• **Input**
****************

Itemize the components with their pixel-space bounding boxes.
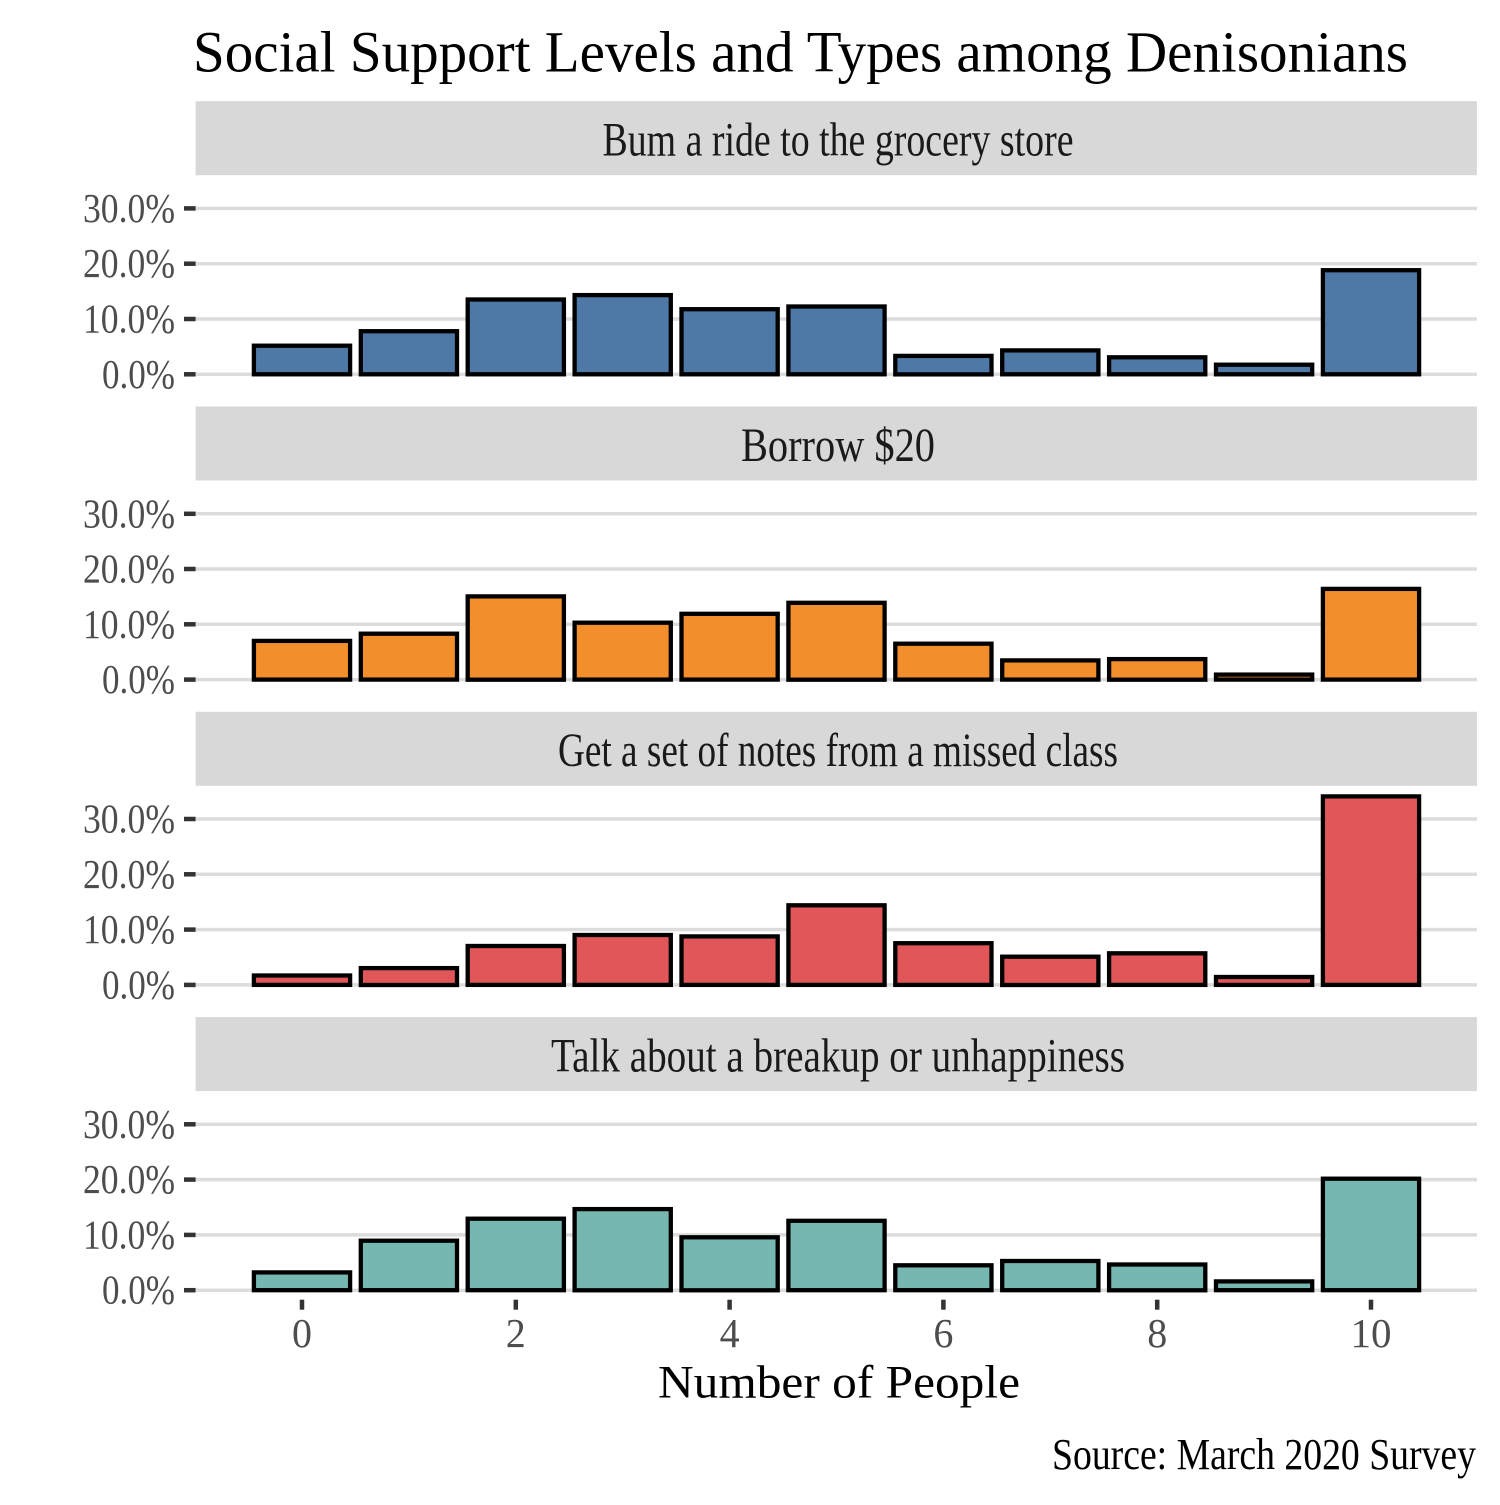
- svg-text:20.0%: 20.0%: [83, 851, 175, 897]
- svg-text:20.0%: 20.0%: [83, 546, 175, 592]
- svg-text:Source: March 2020 Survey: Source: March 2020 Survey: [1052, 1430, 1476, 1479]
- svg-text:0.0%: 0.0%: [102, 961, 175, 1007]
- svg-text:Talk about a breakup or unhapp: Talk about a breakup or unhappiness: [551, 1029, 1125, 1082]
- svg-text:10.0%: 10.0%: [83, 1211, 175, 1257]
- svg-text:8: 8: [1147, 1310, 1167, 1356]
- svg-text:0: 0: [292, 1310, 312, 1356]
- svg-text:Borrow $20: Borrow $20: [741, 419, 935, 472]
- svg-text:0.0%: 0.0%: [102, 1267, 175, 1313]
- svg-text:30.0%: 30.0%: [83, 1101, 175, 1147]
- svg-text:Number of People: Number of People: [658, 1357, 1020, 1409]
- svg-text:30.0%: 30.0%: [83, 490, 175, 536]
- svg-text:10: 10: [1351, 1310, 1392, 1356]
- svg-text:Social Support Levels and Type: Social Support Levels and Types among De…: [193, 20, 1408, 85]
- svg-text:Get a set of notes from a miss: Get a set of notes from a missed class: [558, 724, 1118, 777]
- svg-text:10.0%: 10.0%: [83, 906, 175, 952]
- svg-text:6: 6: [933, 1310, 953, 1356]
- svg-text:10.0%: 10.0%: [83, 296, 175, 342]
- svg-text:30.0%: 30.0%: [83, 185, 175, 231]
- svg-text:20.0%: 20.0%: [83, 1156, 175, 1202]
- svg-text:30.0%: 30.0%: [83, 796, 175, 842]
- svg-text:20.0%: 20.0%: [83, 240, 175, 286]
- svg-text:0.0%: 0.0%: [102, 351, 175, 397]
- svg-text:Bum a ride to the grocery stor: Bum a ride to the grocery store: [603, 114, 1074, 167]
- svg-text:4: 4: [720, 1310, 740, 1356]
- svg-text:10.0%: 10.0%: [83, 601, 175, 647]
- svg-text:0.0%: 0.0%: [102, 656, 175, 702]
- svg-text:2: 2: [506, 1310, 526, 1356]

****************

• **Request**
Please copy out the lines starting at the one that contains "- svg-text:20.0%: 20.0%: [83, 851, 175, 897]" and ending at the one that contains "- svg-text:Borrow $20: Borrow", both included, with every character unchanged.

• **Answer to this problem**
- svg-text:20.0%: 20.0%: [83, 851, 175, 897]
- svg-text:20.0%: 20.0%: [83, 546, 175, 592]
- svg-text:Source: March 2020 Survey: Source: March 2020 Survey: [1052, 1430, 1476, 1479]
- svg-text:0.0%: 0.0%: [102, 961, 175, 1007]
- svg-text:Talk about a breakup or unhapp: Talk about a breakup or unhappiness: [551, 1029, 1125, 1082]
- svg-text:10.0%: 10.0%: [83, 1211, 175, 1257]
- svg-text:8: 8: [1147, 1310, 1167, 1356]
- svg-text:0: 0: [292, 1310, 312, 1356]
- svg-text:Borrow $20: Borrow $20: [741, 419, 935, 472]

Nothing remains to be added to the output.